Saved entries
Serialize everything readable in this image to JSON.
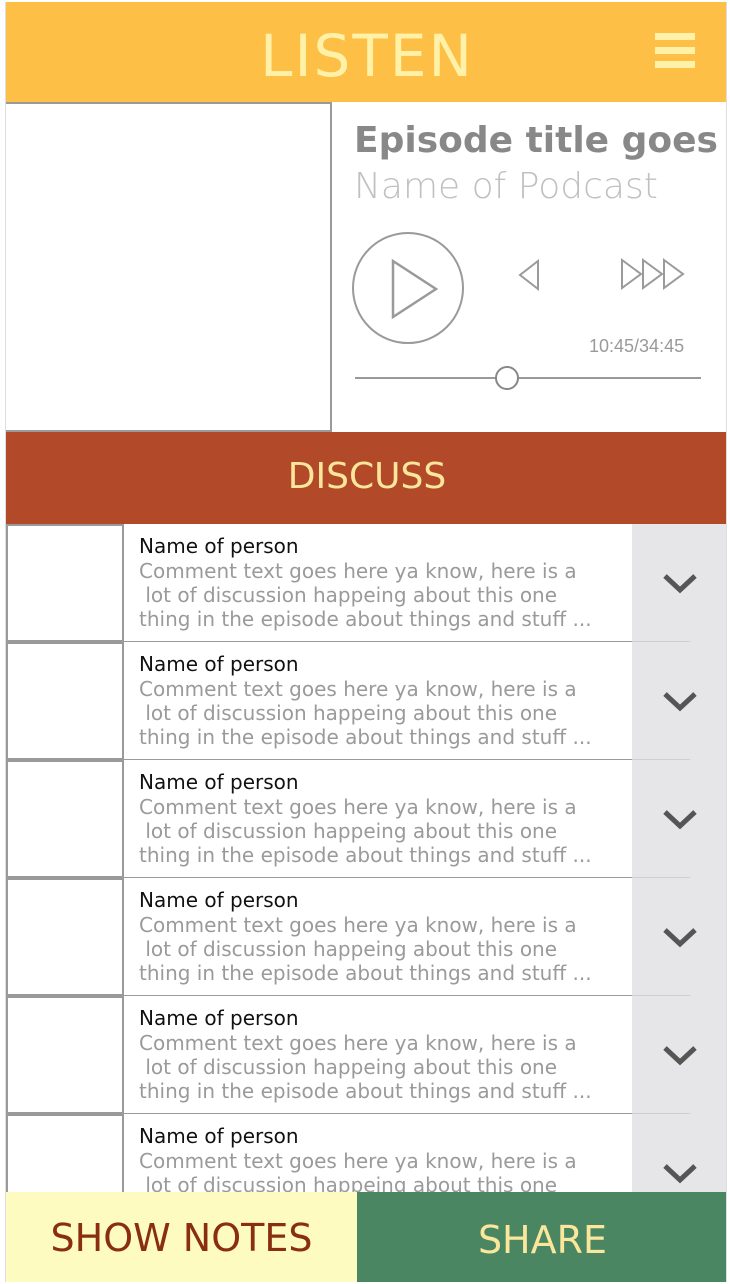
{
  "header": {
    "title": "LISTEN"
  },
  "player": {
    "episode_title": "Episode title goes here",
    "podcast_name": "Name of Podcast",
    "time": "10:45/34:45",
    "progress": 0.44
  },
  "discuss": {
    "title": "DISCUSS"
  },
  "comments": [
    {
      "name": "Name of person",
      "text": "Comment text goes here ya know, here is a\n lot of discussion happeing about this one\nthing in the episode about things and stuff ..."
    },
    {
      "name": "Name of person",
      "text": "Comment text goes here ya know, here is a\n lot of discussion happeing about this one\nthing in the episode about things and stuff ..."
    },
    {
      "name": "Name of person",
      "text": "Comment text goes here ya know, here is a\n lot of discussion happeing about this one\nthing in the episode about things and stuff ..."
    },
    {
      "name": "Name of person",
      "text": "Comment text goes here ya know, here is a\n lot of discussion happeing about this one\nthing in the episode about things and stuff ..."
    },
    {
      "name": "Name of person",
      "text": "Comment text goes here ya know, here is a\n lot of discussion happeing about this one\nthing in the episode about things and stuff ..."
    },
    {
      "name": "Name of person",
      "text": "Comment text goes here ya know, here is a\n lot of discussion happeing about this one\nthing in the episode about things and stuff ..."
    }
  ],
  "footer": {
    "show_notes_label": "SHOW NOTES",
    "share_label": "SHARE"
  },
  "icons": {
    "menu": "hamburger-menu-icon",
    "play": "play-icon",
    "rewind": "rewind-icon",
    "fast_forward": "fast-forward-icon",
    "expand": "chevron-down-icon"
  },
  "colors": {
    "listen": "#fdbf45",
    "discuss": "#b24a2a",
    "share": "#4b8662",
    "show_notes": "#fefbc0"
  }
}
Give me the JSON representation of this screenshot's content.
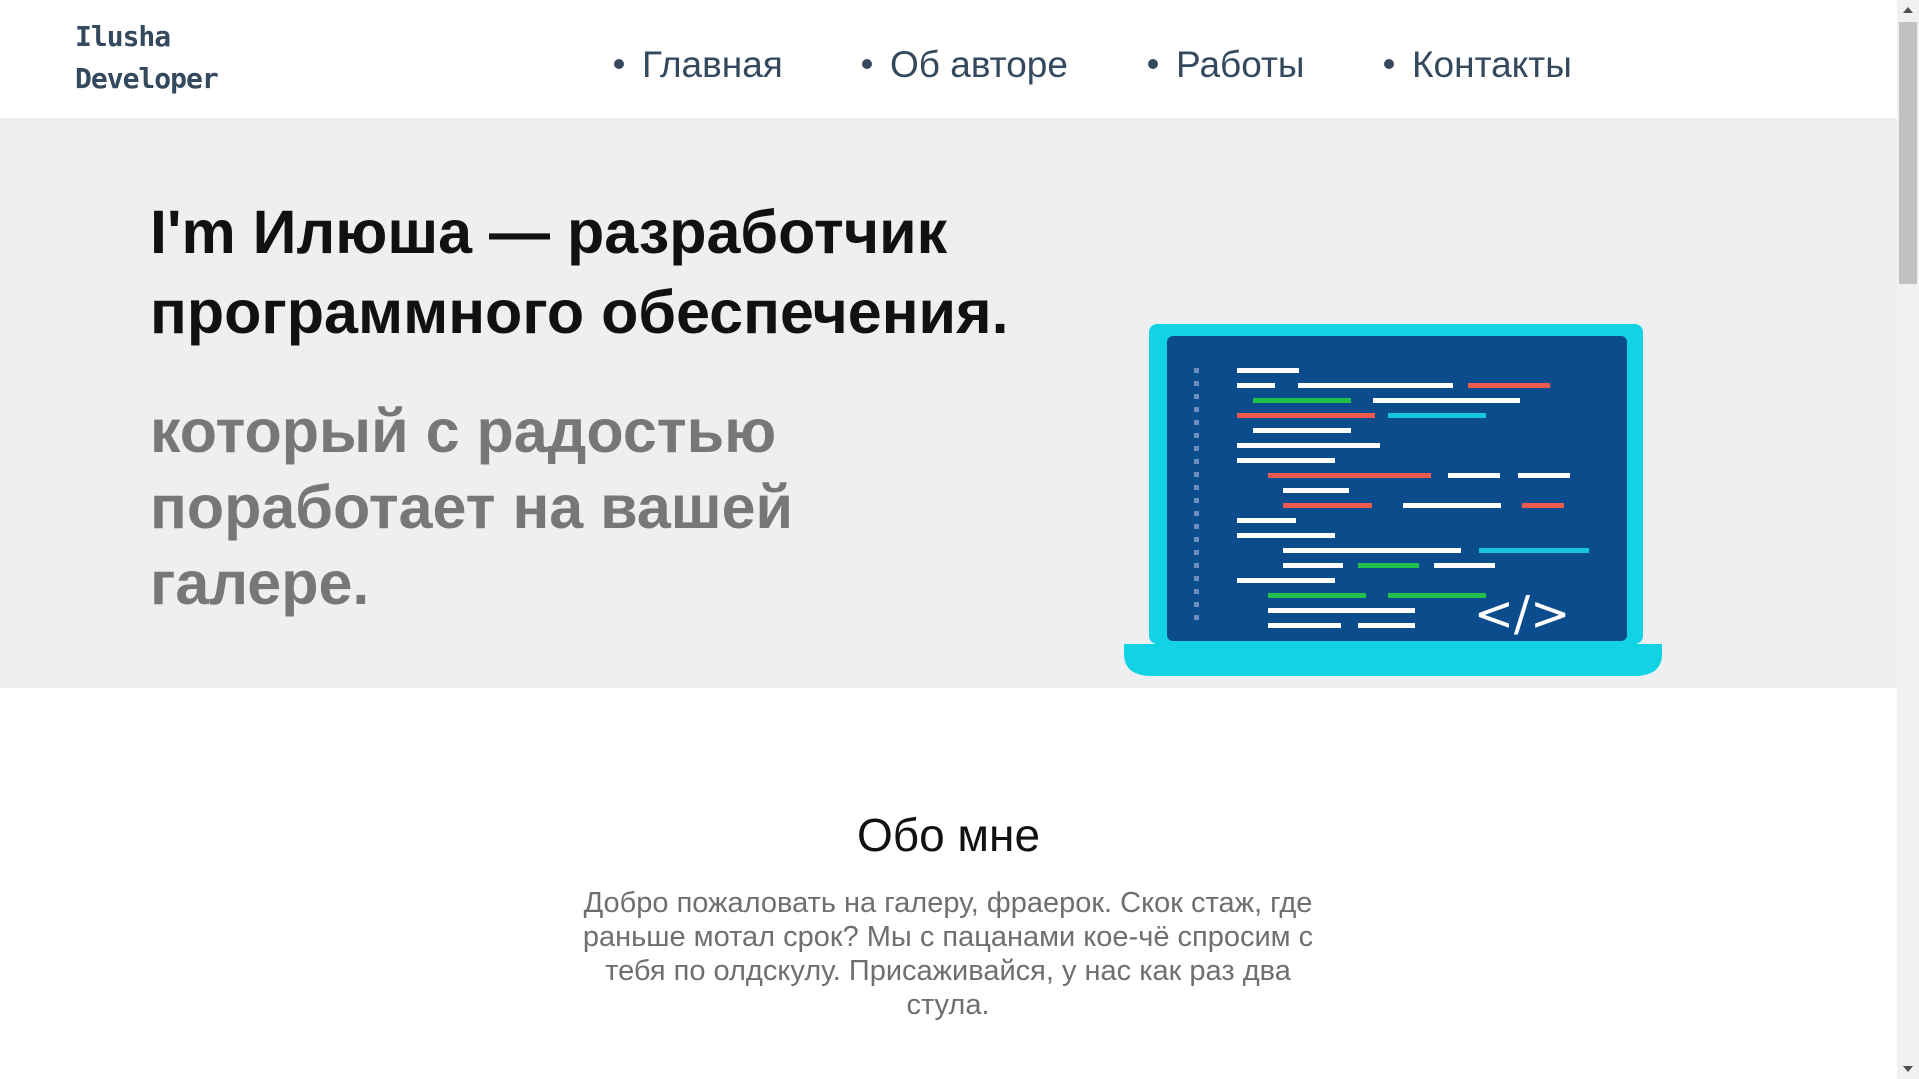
{
  "header": {
    "logo_line1": "Ilusha",
    "logo_line2": "Developer",
    "nav": [
      {
        "label": "Главная"
      },
      {
        "label": "Об авторе"
      },
      {
        "label": "Работы"
      },
      {
        "label": "Контакты"
      }
    ]
  },
  "hero": {
    "title": "I'm Илюша — разработчик программного обеспечения.",
    "subtitle": "который с радостью поработает на вашей галере.",
    "illustration": {
      "icon": "laptop-code-icon",
      "screen_glyph": "</>",
      "colors": {
        "frame": "#12d3e3",
        "screen": "#0b4d8c",
        "line_white": "#ffffff",
        "line_red": "#ef5a4e",
        "line_green": "#1fbf4a",
        "line_cyan": "#15c4df"
      }
    }
  },
  "about": {
    "title": "Обо мне",
    "text": "Добро пожаловать на галеру, фраерок. Скок стаж, где раньше мотал срок? Мы с пацанами кое-чё спросим с тебя по олдскулу. Присаживайся, у нас как раз два стула."
  },
  "colors": {
    "nav_text": "#34495e",
    "hero_bg": "#eeeff1",
    "subtitle": "#777777"
  }
}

▶ _Work required_
With the pictures left out, please output each line from the one containing "Give me the" through the end of the entries, exactly as it is.

▶ _Answer to this task_
Give me the JSON representation of this screenshot's content.
{
  "header": {
    "logo_line1": "Ilusha",
    "logo_line2": "Developer",
    "nav": [
      {
        "label": "Главная"
      },
      {
        "label": "Об авторе"
      },
      {
        "label": "Работы"
      },
      {
        "label": "Контакты"
      }
    ]
  },
  "hero": {
    "title": "I'm Илюша — разработчик программного обеспечения.",
    "subtitle": "который с радостью поработает на вашей галере.",
    "illustration": {
      "icon": "laptop-code-icon",
      "screen_glyph": "</>",
      "colors": {
        "frame": "#12d3e3",
        "screen": "#0b4d8c",
        "line_white": "#ffffff",
        "line_red": "#ef5a4e",
        "line_green": "#1fbf4a",
        "line_cyan": "#15c4df"
      }
    }
  },
  "about": {
    "title": "Обо мне",
    "text": "Добро пожаловать на галеру, фраерок. Скок стаж, где раньше мотал срок? Мы с пацанами кое-чё спросим с тебя по олдскулу. Присаживайся, у нас как раз два стула."
  },
  "colors": {
    "nav_text": "#34495e",
    "hero_bg": "#eeeff1",
    "subtitle": "#777777"
  }
}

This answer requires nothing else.